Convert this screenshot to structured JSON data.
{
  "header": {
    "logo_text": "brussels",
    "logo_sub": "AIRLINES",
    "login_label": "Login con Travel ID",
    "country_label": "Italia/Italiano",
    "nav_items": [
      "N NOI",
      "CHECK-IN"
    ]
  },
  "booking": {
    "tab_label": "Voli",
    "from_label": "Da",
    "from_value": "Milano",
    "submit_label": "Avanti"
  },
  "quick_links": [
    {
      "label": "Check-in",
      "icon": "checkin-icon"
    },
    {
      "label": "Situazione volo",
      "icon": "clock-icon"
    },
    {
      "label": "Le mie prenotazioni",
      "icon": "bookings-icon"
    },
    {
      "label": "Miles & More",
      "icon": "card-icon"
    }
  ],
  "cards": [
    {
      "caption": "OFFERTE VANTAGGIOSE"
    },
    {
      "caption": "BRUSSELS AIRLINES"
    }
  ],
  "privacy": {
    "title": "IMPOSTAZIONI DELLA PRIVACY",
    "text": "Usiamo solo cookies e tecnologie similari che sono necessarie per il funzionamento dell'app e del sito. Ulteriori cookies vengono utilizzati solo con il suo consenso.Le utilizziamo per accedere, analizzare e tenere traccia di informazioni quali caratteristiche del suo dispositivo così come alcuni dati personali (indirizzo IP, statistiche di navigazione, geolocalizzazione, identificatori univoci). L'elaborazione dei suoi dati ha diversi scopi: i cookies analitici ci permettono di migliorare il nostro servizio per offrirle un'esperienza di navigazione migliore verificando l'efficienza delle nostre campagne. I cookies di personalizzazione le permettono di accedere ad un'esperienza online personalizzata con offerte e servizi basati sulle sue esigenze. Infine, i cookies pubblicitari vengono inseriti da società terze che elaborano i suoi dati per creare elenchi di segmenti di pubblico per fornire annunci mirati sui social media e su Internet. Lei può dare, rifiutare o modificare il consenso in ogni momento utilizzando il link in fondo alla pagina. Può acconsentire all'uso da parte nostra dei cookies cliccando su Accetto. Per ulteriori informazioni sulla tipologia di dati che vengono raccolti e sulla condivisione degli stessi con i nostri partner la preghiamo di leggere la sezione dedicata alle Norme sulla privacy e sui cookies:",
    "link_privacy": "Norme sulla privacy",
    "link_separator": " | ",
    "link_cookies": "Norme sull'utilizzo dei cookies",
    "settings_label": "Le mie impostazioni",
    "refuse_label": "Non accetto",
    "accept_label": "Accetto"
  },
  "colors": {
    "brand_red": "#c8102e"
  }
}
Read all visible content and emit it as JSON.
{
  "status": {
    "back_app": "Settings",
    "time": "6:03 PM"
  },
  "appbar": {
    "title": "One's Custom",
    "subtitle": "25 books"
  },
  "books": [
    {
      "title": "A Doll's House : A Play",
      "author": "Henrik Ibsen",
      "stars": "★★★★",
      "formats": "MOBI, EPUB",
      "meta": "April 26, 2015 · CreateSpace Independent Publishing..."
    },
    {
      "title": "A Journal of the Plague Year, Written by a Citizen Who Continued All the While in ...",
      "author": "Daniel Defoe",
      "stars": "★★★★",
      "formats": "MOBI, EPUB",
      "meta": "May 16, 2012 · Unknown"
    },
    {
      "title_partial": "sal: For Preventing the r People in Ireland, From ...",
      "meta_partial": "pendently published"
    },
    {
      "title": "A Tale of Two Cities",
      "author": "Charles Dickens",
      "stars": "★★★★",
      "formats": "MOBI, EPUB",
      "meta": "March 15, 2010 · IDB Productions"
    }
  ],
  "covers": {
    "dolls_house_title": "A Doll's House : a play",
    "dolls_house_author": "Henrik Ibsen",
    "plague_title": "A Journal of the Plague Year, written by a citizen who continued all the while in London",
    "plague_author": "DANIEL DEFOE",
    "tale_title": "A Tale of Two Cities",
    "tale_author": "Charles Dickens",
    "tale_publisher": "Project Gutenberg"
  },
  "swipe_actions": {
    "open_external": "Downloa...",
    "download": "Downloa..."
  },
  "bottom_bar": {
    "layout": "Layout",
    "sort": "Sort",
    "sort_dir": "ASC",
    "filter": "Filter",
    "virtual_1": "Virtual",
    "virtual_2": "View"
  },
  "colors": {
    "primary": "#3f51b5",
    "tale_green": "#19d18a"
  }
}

#### Work to be completed:
Return every line exactly.

#### Task answer:
Convert this screenshot to structured JSON data.
{
  "header": {
    "logo_text": "brussels",
    "logo_sub": "AIRLINES",
    "login_label": "Login con Travel ID",
    "country_label": "Italia/Italiano",
    "nav_items": [
      "N NOI",
      "CHECK-IN"
    ]
  },
  "booking": {
    "tab_label": "Voli",
    "from_label": "Da",
    "from_value": "Milano",
    "submit_label": "Avanti"
  },
  "quick_links": [
    {
      "label": "Check-in",
      "icon": "checkin-icon"
    },
    {
      "label": "Situazione volo",
      "icon": "clock-icon"
    },
    {
      "label": "Le mie prenotazioni",
      "icon": "bookings-icon"
    },
    {
      "label": "Miles & More",
      "icon": "card-icon"
    }
  ],
  "cards": [
    {
      "caption": "OFFERTE VANTAGGIOSE"
    },
    {
      "caption": "BRUSSELS AIRLINES"
    }
  ],
  "privacy": {
    "title": "IMPOSTAZIONI DELLA PRIVACY",
    "text": "Usiamo solo cookies e tecnologie similari che sono necessarie per il funzionamento dell'app e del sito. Ulteriori cookies vengono utilizzati solo con il suo consenso.Le utilizziamo per accedere, analizzare e tenere traccia di informazioni quali caratteristiche del suo dispositivo così come alcuni dati personali (indirizzo IP, statistiche di navigazione, geolocalizzazione, identificatori univoci). L'elaborazione dei suoi dati ha diversi scopi: i cookies analitici ci permettono di migliorare il nostro servizio per offrirle un'esperienza di navigazione migliore verificando l'efficienza delle nostre campagne. I cookies di personalizzazione le permettono di accedere ad un'esperienza online personalizzata con offerte e servizi basati sulle sue esigenze. Infine, i cookies pubblicitari vengono inseriti da società terze che elaborano i suoi dati per creare elenchi di segmenti di pubblico per fornire annunci mirati sui social media e su Internet. Lei può dare, rifiutare o modificare il consenso in ogni momento utilizzando il link in fondo alla pagina. Può acconsentire all'uso da parte nostra dei cookies cliccando su Accetto. Per ulteriori informazioni sulla tipologia di dati che vengono raccolti e sulla condivisione degli stessi con i nostri partner la preghiamo di leggere la sezione dedicata alle Norme sulla privacy e sui cookies:",
    "link_privacy": "Norme sulla privacy",
    "link_separator": " | ",
    "link_cookies": "Norme sull'utilizzo dei cookies",
    "settings_label": "Le mie impostazioni",
    "refuse_label": "Non accetto",
    "accept_label": "Accetto"
  },
  "colors": {
    "brand_red": "#c8102e"
  }
}
Read all visible content and emit it as JSON.
{
  "status": {
    "back_app": "Settings",
    "time": "6:03 PM"
  },
  "appbar": {
    "title": "One's Custom",
    "subtitle": "25 books"
  },
  "books": [
    {
      "title": "A Doll's House : A Play",
      "author": "Henrik Ibsen",
      "stars": "★★★★",
      "formats": "MOBI, EPUB",
      "meta": "April 26, 2015 · CreateSpace Independent Publishing..."
    },
    {
      "title": "A Journal of the Plague Year, Written by a Citizen Who Continued All the While in ...",
      "author": "Daniel Defoe",
      "stars": "★★★★",
      "formats": "MOBI, EPUB",
      "meta": "May 16, 2012 · Unknown"
    },
    {
      "title_partial": "sal: For Preventing the r People in Ireland, From ...",
      "meta_partial": "pendently published"
    },
    {
      "title": "A Tale of Two Cities",
      "author": "Charles Dickens",
      "stars": "★★★★",
      "formats": "MOBI, EPUB",
      "meta": "March 15, 2010 · IDB Productions"
    }
  ],
  "covers": {
    "dolls_house_title": "A Doll's House : a play",
    "dolls_house_author": "Henrik Ibsen",
    "plague_title": "A Journal of the Plague Year, written by a citizen who continued all the while in London",
    "plague_author": "DANIEL DEFOE",
    "tale_title": "A Tale of Two Cities",
    "tale_author": "Charles Dickens",
    "tale_publisher": "Project Gutenberg"
  },
  "swipe_actions": {
    "open_external": "Downloa...",
    "download": "Downloa..."
  },
  "bottom_bar": {
    "layout": "Layout",
    "sort": "Sort",
    "sort_dir": "ASC",
    "filter": "Filter",
    "virtual_1": "Virtual",
    "virtual_2": "View"
  },
  "colors": {
    "primary": "#3f51b5",
    "tale_green": "#19d18a"
  }
}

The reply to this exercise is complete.